EXCERPT TO READ:
A brisket, fresh or corned won't be tender at 155°. Many people do a wrapped finish, or just slice it really thin, but a dedicated finish is generally better. I like a pressure finish as it takes 40 minutes plus some release time. Sous vide is also great, just takes longer than a steam or pressure finsh. SV and pressure finish give you some wonderful broth, save it for reheating juice, or making a pastrami 'dip' sandwich or a Reuben soup base.

The pack of spices in a corned beef are used when making corned beef. Pastrami spices are keyed to pepper, garlic, coriander etc. I do use some Montreal seasoning in my pastrami rub, so you might play around with other flavors. If you don't like the coriander flavor, I also added my Garlic Pepper Seasoning recipe, it's much lower in salt than store-bought garlic pepper, and you could eliminate the canning salt all together when using as a pastrami rub.

thirdeye's Pastrami Rub.

WHAT TO DO:
a – Answer these from the pastrami excerpt:
(i) How long does a pressure finish take, apart from release time?
(ii) Which spices are pastrami spices keyed to?
(iii) What store seasoning does the writer put some of in the pastrami rub?
b – List every use that the pastrami excerpt suggests for the broth from a sous vide or pressure finish.
c – Go on writing the pastrami excerpt, starting after its last line.
The listing has no connection to the pastrami excerpt.

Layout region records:
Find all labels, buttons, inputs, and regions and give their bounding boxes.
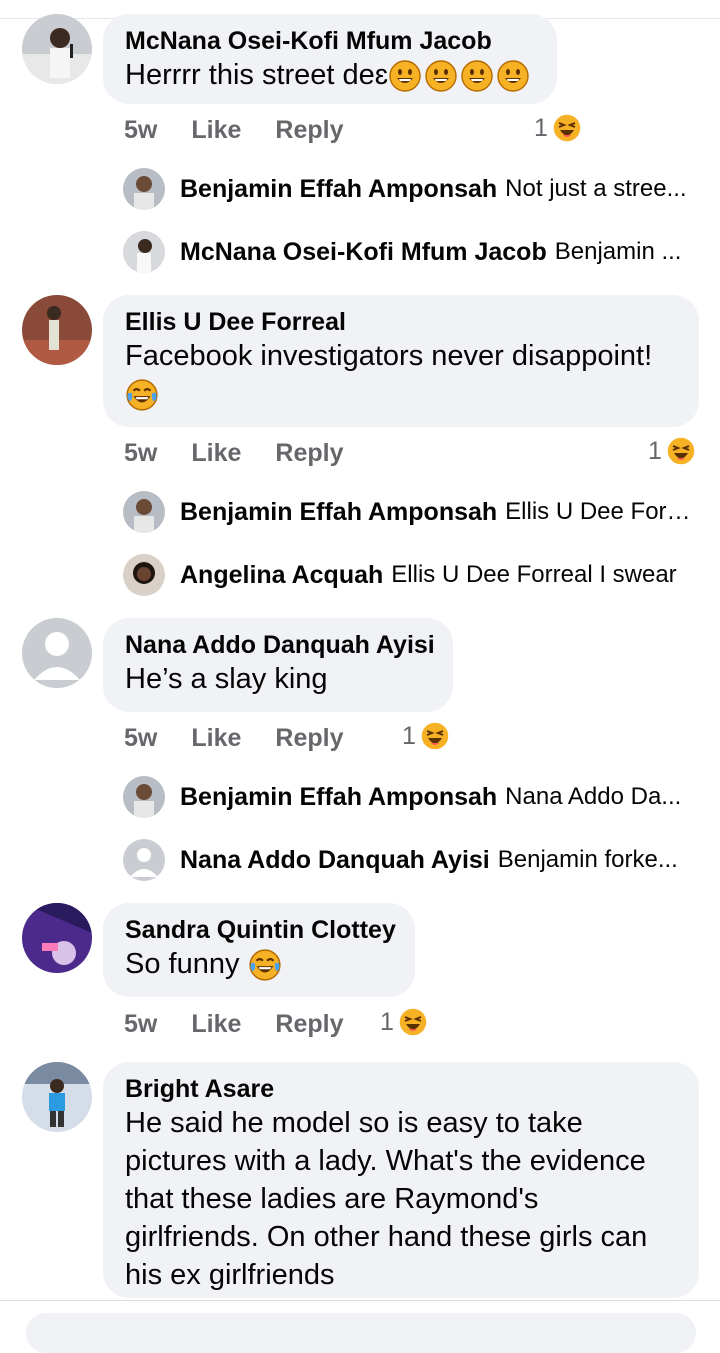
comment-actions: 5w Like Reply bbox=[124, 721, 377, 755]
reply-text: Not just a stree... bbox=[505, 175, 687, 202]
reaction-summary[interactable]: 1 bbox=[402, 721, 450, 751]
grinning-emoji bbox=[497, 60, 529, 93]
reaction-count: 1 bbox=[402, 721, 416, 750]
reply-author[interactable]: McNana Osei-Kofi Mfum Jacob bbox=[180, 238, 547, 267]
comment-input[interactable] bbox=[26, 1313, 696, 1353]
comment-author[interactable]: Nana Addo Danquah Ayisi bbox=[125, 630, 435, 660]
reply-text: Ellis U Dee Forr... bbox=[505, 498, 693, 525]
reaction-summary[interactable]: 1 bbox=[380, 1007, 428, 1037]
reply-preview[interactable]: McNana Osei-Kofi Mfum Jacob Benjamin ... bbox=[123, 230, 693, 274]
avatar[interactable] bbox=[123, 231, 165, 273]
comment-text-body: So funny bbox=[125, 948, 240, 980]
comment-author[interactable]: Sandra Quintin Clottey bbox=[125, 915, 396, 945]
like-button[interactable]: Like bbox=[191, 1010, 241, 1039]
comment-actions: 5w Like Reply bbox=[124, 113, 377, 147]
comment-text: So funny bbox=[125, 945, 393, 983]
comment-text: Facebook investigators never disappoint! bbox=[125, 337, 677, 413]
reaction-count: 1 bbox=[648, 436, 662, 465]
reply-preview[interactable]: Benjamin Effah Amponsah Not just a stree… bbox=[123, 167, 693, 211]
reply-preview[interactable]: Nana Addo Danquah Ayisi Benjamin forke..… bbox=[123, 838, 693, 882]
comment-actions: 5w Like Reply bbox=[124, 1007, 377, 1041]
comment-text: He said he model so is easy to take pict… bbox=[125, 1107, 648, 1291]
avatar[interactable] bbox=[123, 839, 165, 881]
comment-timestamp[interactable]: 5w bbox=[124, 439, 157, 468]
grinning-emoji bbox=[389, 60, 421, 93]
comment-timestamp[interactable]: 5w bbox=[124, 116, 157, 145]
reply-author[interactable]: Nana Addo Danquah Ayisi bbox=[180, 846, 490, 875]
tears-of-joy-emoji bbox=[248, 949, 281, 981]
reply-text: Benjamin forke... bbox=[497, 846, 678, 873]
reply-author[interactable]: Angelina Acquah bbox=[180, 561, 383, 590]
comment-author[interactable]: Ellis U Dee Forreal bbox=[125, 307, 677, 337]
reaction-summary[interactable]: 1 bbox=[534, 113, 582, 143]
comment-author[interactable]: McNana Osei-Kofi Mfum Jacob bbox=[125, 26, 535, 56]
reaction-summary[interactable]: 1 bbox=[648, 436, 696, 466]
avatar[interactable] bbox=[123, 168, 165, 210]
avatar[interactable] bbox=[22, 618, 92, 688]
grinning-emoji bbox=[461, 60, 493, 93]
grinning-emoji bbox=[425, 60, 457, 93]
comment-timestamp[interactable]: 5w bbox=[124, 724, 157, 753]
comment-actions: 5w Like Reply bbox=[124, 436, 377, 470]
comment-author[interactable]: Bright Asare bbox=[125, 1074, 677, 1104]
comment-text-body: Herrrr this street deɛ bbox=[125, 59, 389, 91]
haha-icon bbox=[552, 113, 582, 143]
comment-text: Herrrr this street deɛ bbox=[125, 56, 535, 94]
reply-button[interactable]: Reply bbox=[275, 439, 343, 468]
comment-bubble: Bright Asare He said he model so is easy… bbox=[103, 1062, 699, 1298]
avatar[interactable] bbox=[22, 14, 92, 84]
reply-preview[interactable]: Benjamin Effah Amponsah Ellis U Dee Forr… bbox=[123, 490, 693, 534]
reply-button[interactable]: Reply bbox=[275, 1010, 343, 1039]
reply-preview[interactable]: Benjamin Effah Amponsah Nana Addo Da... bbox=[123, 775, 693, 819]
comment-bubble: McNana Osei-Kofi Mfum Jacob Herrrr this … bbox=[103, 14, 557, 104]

OUTPUTS:
a –
(i) 40 minutes
(ii) Pepper, garlic, coriander, etc.
(iii) Montreal seasoning

b –
- Reheating juice
- A pastrami "dip" sandwich
- A Reuben soup base

c –
(from the Playing With Fire and Smoke cookin' site. this recipe makes enough rub to season several corned briskets, any leftover can be stored in a zipper baggie in the freezer for several months)
4 tablespoons freshly ground black pepper (more if you like it peppery)
1 teaspoon ground coriander
1 teaspoon granulated garlic powder
1 teaspoon onion powder
2 teaspoons Canadian/Montreal Steak seasoning
1/2 teaspoon thyme, dried
1 teaspoon paprika
Combine all ingredients and mix thoroughly.

thirdeye's All-Purpose Garlic Pepper Seasoning
Ingredients:
3 teaspoons Garlic Powder
3 teaspoons Black Pepper
1 teaspoon Canning Salt (consider omitting for pastrami)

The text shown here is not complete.